- Short task
Continue the excerpt below about energy prices and the public ownership of utilities, starting right after its final sentence.

- Document excerpt

● ● ● ● ●

Ken Livingstone, campaigning to be London mayor again, has pledged to cut tube fares and has floated the idea of a living rent to complement the living wage. Some tenants organisations, such as in Camden, are currently organising against hikes in rent by local councils. The progressive campaign group 38 Degrees, in collaboration with Which?, recently announced a project to allow consumers to collectively bulk buy gas and electricity in order to drive down prices. You can sign up here. There have also been more direct action responses from environmental groups. Fuel Poverty Action launched a series of protests at the end of January, including occupying two floors of the British Gas office in Staines in protest against rising energy prices. They have been planning for further action and there are local groups, like Leeds Fuel Poverty Action, who campaign on a similar basis. As yet these haven’t had the impact of UK Uncut or the anti-workfare actions, but hopefully they will grow.
The 38 Degrees campaign is the largest of the actions against the energy companies to date, with over 150,000 people signed up, and it raises some interesting questions about the contemporary politics of consumption. The idea has its merits – it is more practical and long-term than their initial call to ‘shame’ companies into lowering prices with a petition and it is doubtful whether the left in its current form could have organised and supported a mass non-payment campaign. Still, the campaign doesn’t go far enough. It may not succeed in lowering prices significantly for those on low incomes; indeed it doesn’t raise the idea of what a fair or affordable price really is. The cheapest market price is not the same thing. Ideologically, the campaign is rather close to current market logic and the assumptions of consumer experts. Its key idea is ‘the Big Switch’. The collective of consumers will be able to choose the cheapest bulk buy deal on offer, and 38 Degrees and Which? will manage the switch over from a consumer’s old supplier to the new one on their behalf.
It has long been a puzzle of consumer experts why most people don’t switch to the cheapest deals on offer, especially when they have price comparison websites to help them. Infamously, this has been part of the failure to create the competitive market in energy that privatisation was supposed to deliver. There are various explanations for this. Industry experts tend to blame ‘lack of information’. The economist Tim Harford suggests that consumers who do switch fail to see long term low prices. But the better analysis, if we look to our own use of energy, is that we continue to treat energy as a utility, as if it had never been privatised. We treat water, gas and electricity as everyday necessities that should just be there, without having to think about them, in exchange for paying quarterly or biannual bills. They are not consumed in the same way as shopping around for cheap air fares, and consumers are unlikely to start doing so. This is ‘non-consumerist consumption’.
When they began asking their members about what action 38 Degrees should take these were some of the suggestion floated: clearer tariffs; profit displayed on bills; energy companies to offer the cheapest tariffs. There was one great elephant in the room: return the energy companies to public ownership. Yet for most of their history water, gas and electricity were under a regime of public ownership and control. Long before the nationalisations of the Attlee government, utilities were provided in a mixed economy of municipal and private provision. Local authorities, particular metropolitan ones, prided themselves on supplying their citizens with clean running water or electricity. Those private companies that did exist were under statutory regulation – the amount of dividends they could offer was limited, for example. Infrastructure projects were usually paid for out of local taxes and increasingly the state sought to co-ordinate the whole system, as with the formation of the National Grid or London Transport in the 1930s. It also worth remembering what a disaster privatisation was. The Thatcher government sold off the regional water companies at a loss in 1989; in the first year of privatisation water bills had increased by 67%.

● ● ● ● ●

- Information provided
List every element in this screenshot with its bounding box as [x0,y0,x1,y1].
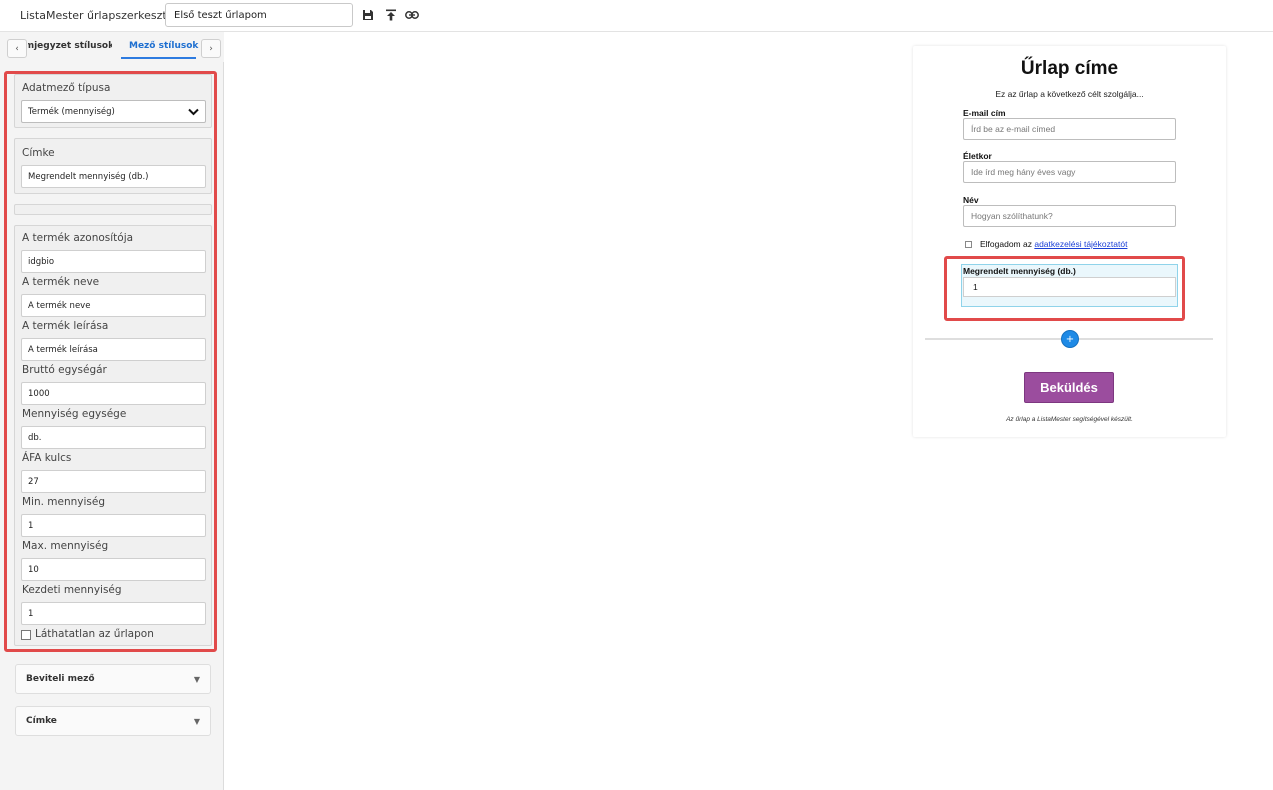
link-icon[interactable] [404,7,420,23]
product-field-label: Min. mennyiség [22,496,106,508]
add-field-button[interactable]: + [1061,330,1079,348]
accordion-label[interactable]: Címke ▼ [15,706,211,736]
form-subtitle: Ez az űrlap a következő célt szolgálja..… [995,89,1144,99]
field-type-value: Termék (mennyiség) [28,106,115,117]
product-field-input[interactable]: db. [21,426,206,449]
product-field-label: ÁFA kulcs [22,452,72,464]
save-icon[interactable] [360,7,376,23]
chevron-down-icon: ▼ [193,674,200,684]
top-bar: ListaMester űrlapszerkesztő: [0,0,1273,32]
product-field-label: Max. mennyiség [22,540,109,552]
active-tab-indicator [121,57,196,59]
tab-clip: Címjegyzet stílusok [28,32,112,62]
invisible-checkbox-label: Láthatatlan az űrlapon [35,628,154,640]
app-title: ListaMester űrlapszerkesztő: [20,9,178,22]
chevron-down-icon: ▼ [193,716,200,726]
product-field-input[interactable]: A termék leírása [21,338,206,361]
field-type-panel: Adatmező típusa Termék (mennyiség) [14,74,212,128]
product-field-input[interactable]: 1000 [21,382,206,405]
field-type-select[interactable]: Termék (mennyiség) [21,100,206,123]
product-field-input[interactable]: 27 [21,470,206,493]
product-field-input[interactable]: 1 [21,602,206,625]
quantity-input[interactable]: 1 [963,277,1176,297]
empty-panel [14,204,212,215]
form-title: Űrlap címe [1020,58,1119,79]
email-label: E-mail cím [963,108,1006,118]
product-field-label: A termék neve [22,276,100,288]
label-input[interactable]: Megrendelt mennyiség (db.) [21,165,206,188]
submit-button[interactable]: Beküldés [1024,372,1114,403]
consent-text: Elfogadom az adatkezelési tájékoztatót [980,239,1127,249]
quantity-field-block[interactable]: Megrendelt mennyiség (db.) 1 [961,264,1178,307]
product-field-input[interactable]: A termék neve [21,294,206,317]
invisible-checkbox[interactable] [21,630,31,640]
form-preview: Űrlap címe Ez az űrlap a következő célt … [913,46,1226,437]
product-field-input[interactable]: 10 [21,558,206,581]
chevron-down-icon [188,108,199,115]
product-fields-panel: A termék azonosítója idgbio A termék neve A… [14,225,212,646]
tab-address-book-styles[interactable]: Címjegyzet stílusok [28,41,112,51]
email-field[interactable]: Írd be az e-mail címed [963,118,1176,140]
accordion-input-field-label: Beviteli mező [26,674,95,684]
product-field-label: A termék leírása [22,320,109,332]
age-label: Életkor [963,151,992,161]
accordion-label-label: Címke [26,716,57,726]
tabs-prev-button[interactable]: ‹ [7,39,27,58]
label-panel: Címke Megrendelt mennyiség (db.) [14,138,212,194]
name-label: Név [963,195,979,205]
age-field[interactable]: Ide írd meg hány éves vagy [963,161,1176,183]
product-field-label: Bruttó egységár [22,364,107,376]
product-field-label: Kezdeti mennyiség [22,584,122,596]
label-section-title: Címke [22,147,55,159]
accordion-input-field[interactable]: Beviteli mező ▼ [15,664,211,694]
quantity-label: Megrendelt mennyiség (db.) [963,266,1076,276]
upload-icon[interactable] [383,7,399,23]
consent-checkbox[interactable] [965,241,972,248]
tabs-next-button[interactable]: › [201,39,221,58]
product-field-label: Mennyiség egysége [22,408,127,420]
product-field-label: A termék azonosítója [22,232,134,244]
sidebar: ‹ Címjegyzet stílusok Mező stílusok › Ad… [0,32,224,790]
field-type-label: Adatmező típusa [22,82,111,94]
name-field[interactable]: Hogyan szólíthatunk? [963,205,1176,227]
form-footer-note: Az űrlap a ListaMester segítségével kész… [1006,416,1133,423]
consent-prefix: Elfogadom az [980,239,1035,249]
style-tabs: ‹ Címjegyzet stílusok Mező stílusok › [0,32,224,62]
product-field-input[interactable]: 1 [21,514,206,537]
privacy-policy-link[interactable]: adatkezelési tájékoztatót [1034,239,1127,249]
product-field-input[interactable]: idgbio [21,250,206,273]
form-name-input[interactable] [165,3,353,27]
tab-field-styles[interactable]: Mező stílusok [129,41,198,51]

● ● ● ● ●

- Exercise response
Collective political action was important in creating the public control of utilities. Running water to people’s homes was the first utility to be supplied to people in the mid-19th century. Quite soon afterwards campaigns of consumers, including the wonderfully named the Sheffield Bath Defence Association, emerged to fight against unfair water rates, intermittent service, and over the definition of what counted as domestic or non-domestic use (the water companies wanted to charge more for running a bath by calling it non-domestic usage.) The campaigns used a mixture of legal action, consumer education, petitioning, and boycotts. In Sheffield they also campaigned for the local authority to take over the water company. By 1880s campaigners had won important victories such as the Water Rate Definition Act 1885 which meant that rates would be set by local authorities not the water companies.
The logic of the 38 Degrees action, even if they don’t realise it, points in the same direction as the campaigns of the 19th century. As they accept the logic of the market, to be a successful campaign they will have to keep looking for the best deal for their consumers on a permanent basis. This requires a proper infrastructure, as well as a large and regular membership. Why not cut out the middle men all together and buy on the wholesale market? On my street the gas is supplied via the local authority at a price that is cheaper than that offered by a private company, over the long term. It is at a fixed rate, and comes without the hassle of dealing with a call centre. The logic for 38 Degrees then is to set up a proper consumer co-operative. In fact there already is Co-operative Energy company which has existed since 2010.
Similar arguments could be made for transport and housing. In all these areas capitalist markets consistently fail to deliver within their own terms: they do not deliver cheap and efficient services for consumers. Some on the left, thanks to Marcuse, Debord et al are theoretically beholden to a hostility to ‘consumerism’ as experienced via marketing, advertising and the media. It is right to be against this ideology, but politically those of this persuasion want to shift the ground too quickly onto areas they feel more secure e.g. struggles in the workplace. We fail to look at how working people actually do consume and forget our past success in political action and in providing non-capitalist alternatives.
Before the 1940s the European co-operative movement was extremely successful in countering consumer capitalism. It involved more working class people than trade unions and had more financial resources. For example, in the 1930s the prices of light bulbs were kept high by a Swiss cartel. In response, the Scandinavian Co-operative Wholesale Societies set up their own light bulb company, Luma, with its own factory, run as a co-op. Luma sold the bulbs through co-operative stores across Europe, and forced the cartel to drop their prices by nearly 50%. On the eve of the Second World War it built another factory in Glasgow which still stands.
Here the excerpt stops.